> **INSTRUCTIONS TO FOLLOW**: Where a line holds the string "Tspin", return that line.

[Begin GIVEN DATA]

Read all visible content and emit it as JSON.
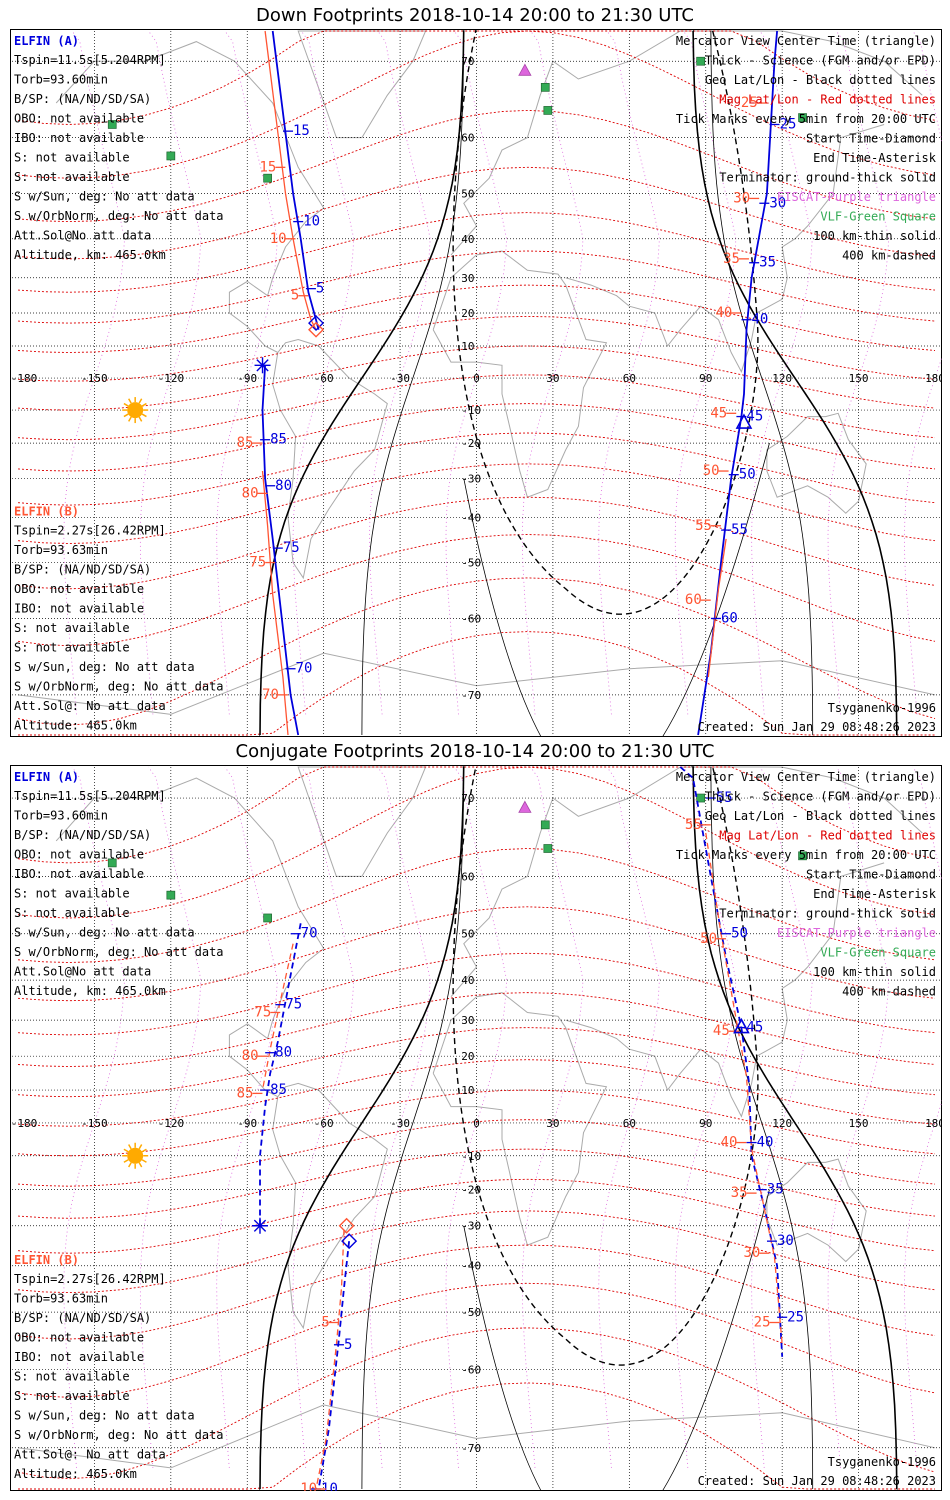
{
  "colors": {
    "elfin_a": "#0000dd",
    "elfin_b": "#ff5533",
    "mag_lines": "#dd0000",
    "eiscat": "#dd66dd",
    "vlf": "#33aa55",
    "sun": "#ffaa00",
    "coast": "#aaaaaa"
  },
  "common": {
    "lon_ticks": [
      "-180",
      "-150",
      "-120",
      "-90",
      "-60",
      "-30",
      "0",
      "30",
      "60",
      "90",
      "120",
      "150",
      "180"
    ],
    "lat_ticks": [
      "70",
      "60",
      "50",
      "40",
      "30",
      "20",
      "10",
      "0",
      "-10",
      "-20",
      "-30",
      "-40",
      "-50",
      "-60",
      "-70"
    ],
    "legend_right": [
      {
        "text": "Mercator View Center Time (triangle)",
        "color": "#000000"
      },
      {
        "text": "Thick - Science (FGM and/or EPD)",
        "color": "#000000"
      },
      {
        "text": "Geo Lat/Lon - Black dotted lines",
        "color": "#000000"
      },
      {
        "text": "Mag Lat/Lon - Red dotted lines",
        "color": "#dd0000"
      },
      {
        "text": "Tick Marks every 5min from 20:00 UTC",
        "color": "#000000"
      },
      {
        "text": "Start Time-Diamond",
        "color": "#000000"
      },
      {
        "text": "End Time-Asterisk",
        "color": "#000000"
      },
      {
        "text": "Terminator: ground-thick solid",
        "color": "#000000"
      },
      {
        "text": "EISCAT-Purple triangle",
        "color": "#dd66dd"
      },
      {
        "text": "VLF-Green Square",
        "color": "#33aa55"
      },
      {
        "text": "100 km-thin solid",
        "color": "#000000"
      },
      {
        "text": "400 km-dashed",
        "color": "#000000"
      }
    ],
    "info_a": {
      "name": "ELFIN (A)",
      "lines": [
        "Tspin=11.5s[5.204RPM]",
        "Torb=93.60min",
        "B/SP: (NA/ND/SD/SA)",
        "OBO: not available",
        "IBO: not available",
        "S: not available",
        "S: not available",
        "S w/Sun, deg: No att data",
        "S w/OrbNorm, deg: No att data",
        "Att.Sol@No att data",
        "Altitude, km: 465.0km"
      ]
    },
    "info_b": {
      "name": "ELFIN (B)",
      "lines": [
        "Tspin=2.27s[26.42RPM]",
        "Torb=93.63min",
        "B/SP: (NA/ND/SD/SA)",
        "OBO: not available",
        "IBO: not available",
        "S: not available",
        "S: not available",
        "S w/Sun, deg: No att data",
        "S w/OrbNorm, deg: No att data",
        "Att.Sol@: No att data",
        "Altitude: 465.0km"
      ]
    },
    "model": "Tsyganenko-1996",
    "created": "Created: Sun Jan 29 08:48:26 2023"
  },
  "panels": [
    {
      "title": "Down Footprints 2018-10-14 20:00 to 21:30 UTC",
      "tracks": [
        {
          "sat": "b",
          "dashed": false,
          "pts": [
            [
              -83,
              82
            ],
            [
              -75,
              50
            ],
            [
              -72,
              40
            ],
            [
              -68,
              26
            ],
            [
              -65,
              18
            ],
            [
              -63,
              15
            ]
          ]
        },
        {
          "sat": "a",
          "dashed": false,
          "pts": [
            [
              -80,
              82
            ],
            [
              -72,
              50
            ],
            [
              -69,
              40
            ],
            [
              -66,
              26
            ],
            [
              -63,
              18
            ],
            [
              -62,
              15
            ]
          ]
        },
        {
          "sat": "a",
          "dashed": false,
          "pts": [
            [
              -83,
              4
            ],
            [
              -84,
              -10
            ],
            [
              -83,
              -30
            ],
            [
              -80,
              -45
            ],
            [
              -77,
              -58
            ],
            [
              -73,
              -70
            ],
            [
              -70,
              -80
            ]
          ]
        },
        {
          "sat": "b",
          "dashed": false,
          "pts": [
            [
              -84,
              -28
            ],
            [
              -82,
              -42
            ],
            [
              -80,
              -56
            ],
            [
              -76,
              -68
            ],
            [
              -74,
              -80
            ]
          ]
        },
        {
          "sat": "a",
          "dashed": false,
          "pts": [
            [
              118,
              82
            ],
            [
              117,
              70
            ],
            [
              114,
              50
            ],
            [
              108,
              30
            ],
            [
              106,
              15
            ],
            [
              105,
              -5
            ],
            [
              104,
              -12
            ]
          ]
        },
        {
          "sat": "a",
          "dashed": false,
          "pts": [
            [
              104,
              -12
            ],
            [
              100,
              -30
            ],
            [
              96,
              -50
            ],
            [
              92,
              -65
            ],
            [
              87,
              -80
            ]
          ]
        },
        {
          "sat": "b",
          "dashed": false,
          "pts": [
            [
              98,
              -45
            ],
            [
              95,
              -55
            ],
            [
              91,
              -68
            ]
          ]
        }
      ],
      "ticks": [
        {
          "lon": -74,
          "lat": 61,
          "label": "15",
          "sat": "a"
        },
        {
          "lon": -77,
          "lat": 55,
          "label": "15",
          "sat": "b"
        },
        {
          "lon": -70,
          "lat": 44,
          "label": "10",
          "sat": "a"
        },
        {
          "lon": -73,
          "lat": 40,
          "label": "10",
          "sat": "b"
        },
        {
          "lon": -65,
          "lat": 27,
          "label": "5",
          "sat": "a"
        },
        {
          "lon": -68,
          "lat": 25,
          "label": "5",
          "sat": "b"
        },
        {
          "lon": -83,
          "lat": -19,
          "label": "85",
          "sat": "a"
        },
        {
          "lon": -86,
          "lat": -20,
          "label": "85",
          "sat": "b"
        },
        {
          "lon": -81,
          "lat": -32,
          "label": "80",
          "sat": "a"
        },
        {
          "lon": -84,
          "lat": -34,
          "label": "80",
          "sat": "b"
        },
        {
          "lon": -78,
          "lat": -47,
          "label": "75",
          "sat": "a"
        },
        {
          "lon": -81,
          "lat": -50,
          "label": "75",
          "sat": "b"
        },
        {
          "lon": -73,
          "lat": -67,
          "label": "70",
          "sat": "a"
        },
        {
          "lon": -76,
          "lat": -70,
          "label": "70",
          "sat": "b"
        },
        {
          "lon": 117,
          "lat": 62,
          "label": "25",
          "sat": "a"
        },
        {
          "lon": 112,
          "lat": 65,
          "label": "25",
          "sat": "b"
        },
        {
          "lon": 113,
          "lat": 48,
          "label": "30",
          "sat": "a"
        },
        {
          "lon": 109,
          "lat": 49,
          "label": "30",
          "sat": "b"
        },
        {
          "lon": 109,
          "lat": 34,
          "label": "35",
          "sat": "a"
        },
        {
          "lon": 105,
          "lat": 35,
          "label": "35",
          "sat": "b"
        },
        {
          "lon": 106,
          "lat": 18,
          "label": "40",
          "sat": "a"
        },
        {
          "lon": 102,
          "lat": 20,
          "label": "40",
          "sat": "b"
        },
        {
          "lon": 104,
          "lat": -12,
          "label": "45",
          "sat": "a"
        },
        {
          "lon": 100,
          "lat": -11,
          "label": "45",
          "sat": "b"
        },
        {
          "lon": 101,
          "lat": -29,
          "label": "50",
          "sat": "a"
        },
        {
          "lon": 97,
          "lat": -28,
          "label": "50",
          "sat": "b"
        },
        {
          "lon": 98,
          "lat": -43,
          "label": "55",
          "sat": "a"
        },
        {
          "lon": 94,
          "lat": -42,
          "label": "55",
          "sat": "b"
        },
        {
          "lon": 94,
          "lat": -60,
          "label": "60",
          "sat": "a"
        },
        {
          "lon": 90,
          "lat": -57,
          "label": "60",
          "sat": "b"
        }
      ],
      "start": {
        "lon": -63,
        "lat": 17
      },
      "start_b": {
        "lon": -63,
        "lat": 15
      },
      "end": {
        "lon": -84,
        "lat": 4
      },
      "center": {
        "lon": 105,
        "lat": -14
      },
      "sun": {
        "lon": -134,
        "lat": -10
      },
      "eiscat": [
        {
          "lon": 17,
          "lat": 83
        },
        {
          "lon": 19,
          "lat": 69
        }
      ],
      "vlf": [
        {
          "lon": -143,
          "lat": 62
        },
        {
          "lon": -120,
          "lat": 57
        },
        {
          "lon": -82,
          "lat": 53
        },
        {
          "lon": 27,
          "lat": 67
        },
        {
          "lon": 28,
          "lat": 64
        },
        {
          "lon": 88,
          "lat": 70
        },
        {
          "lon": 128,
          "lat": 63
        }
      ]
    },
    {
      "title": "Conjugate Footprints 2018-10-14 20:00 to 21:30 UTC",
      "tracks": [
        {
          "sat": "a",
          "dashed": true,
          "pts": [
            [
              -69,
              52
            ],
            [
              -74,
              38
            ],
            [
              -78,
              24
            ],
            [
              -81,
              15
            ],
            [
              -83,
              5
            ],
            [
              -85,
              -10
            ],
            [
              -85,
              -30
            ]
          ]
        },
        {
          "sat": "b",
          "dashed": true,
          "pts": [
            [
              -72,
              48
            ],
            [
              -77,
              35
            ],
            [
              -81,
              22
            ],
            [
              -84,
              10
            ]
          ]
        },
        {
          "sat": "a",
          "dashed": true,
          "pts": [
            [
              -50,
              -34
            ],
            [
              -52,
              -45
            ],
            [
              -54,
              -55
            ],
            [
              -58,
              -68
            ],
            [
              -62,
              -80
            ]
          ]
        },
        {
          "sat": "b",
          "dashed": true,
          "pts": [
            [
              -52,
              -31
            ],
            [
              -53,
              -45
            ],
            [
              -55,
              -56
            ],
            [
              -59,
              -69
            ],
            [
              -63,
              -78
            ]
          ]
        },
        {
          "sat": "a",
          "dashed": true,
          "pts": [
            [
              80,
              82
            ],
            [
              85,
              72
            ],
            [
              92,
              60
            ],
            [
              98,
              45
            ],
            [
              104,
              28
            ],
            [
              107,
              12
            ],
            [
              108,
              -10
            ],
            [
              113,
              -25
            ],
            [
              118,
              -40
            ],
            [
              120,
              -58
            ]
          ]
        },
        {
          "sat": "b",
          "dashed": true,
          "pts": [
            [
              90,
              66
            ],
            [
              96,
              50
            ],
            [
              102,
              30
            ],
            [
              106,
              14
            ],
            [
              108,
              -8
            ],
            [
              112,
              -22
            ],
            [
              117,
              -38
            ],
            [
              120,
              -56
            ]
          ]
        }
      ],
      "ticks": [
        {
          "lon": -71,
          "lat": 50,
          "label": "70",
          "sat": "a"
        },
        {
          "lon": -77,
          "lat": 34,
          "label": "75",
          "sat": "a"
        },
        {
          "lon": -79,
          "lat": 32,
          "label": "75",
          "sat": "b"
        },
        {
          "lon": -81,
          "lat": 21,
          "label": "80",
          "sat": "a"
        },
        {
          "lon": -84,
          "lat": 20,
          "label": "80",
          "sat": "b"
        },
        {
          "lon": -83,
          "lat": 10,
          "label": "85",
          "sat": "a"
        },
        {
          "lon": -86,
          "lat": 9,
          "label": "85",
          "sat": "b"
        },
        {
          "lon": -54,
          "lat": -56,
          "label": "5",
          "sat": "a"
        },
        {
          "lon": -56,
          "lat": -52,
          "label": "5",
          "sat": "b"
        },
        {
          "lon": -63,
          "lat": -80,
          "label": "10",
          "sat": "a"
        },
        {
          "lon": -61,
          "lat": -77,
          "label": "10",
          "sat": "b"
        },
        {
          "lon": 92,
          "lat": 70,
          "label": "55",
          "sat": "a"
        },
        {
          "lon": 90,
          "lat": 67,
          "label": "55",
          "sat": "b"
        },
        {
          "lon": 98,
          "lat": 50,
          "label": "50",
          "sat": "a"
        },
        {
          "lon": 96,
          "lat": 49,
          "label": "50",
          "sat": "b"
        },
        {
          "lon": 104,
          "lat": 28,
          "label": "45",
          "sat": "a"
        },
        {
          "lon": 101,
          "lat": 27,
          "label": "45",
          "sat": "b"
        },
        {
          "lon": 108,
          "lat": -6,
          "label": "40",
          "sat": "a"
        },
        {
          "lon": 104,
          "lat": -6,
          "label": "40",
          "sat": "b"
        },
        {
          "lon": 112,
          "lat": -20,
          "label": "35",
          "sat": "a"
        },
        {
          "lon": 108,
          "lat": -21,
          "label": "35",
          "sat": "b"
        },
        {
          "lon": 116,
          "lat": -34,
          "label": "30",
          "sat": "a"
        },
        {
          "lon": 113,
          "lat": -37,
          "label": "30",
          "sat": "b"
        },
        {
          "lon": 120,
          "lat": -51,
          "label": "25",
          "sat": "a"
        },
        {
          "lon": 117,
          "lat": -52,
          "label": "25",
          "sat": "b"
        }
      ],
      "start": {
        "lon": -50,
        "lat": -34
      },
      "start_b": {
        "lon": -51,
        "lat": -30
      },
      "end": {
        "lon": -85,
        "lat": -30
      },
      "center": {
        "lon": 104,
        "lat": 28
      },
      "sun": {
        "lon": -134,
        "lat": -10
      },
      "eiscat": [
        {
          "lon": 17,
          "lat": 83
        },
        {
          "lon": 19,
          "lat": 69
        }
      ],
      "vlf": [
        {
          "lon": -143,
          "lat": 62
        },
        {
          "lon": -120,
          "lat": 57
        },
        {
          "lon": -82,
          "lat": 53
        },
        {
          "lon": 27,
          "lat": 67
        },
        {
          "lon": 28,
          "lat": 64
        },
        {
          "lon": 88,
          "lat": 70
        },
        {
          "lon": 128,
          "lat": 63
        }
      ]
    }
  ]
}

[End GIVEN DATA]
[Begin GIVEN DATA]

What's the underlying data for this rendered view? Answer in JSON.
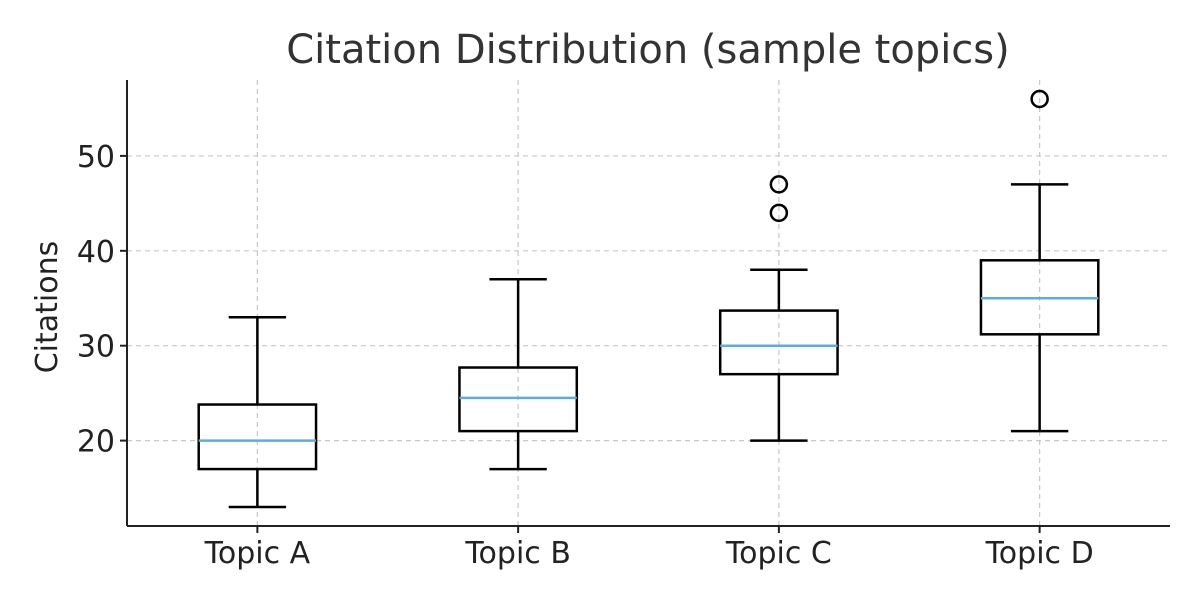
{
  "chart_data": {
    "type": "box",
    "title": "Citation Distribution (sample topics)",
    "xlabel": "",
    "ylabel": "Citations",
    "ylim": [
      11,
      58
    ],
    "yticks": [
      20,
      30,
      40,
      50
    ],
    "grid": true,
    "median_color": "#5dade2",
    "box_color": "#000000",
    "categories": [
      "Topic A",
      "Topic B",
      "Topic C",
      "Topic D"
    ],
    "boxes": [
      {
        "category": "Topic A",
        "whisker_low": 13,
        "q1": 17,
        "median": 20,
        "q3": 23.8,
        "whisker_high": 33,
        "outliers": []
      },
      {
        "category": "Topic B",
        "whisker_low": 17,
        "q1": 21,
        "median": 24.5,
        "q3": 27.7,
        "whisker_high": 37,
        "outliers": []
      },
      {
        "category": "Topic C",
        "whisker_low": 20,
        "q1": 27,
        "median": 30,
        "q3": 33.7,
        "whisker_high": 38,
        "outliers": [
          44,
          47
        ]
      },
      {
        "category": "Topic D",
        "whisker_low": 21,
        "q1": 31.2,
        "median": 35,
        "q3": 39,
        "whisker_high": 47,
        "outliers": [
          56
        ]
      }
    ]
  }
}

[End GIVEN DATA]

> **TASK OUTPUT**:
        "Tspin=11.5s[5.204RPM]",
        "Tspin=2.27s[26.42RPM]",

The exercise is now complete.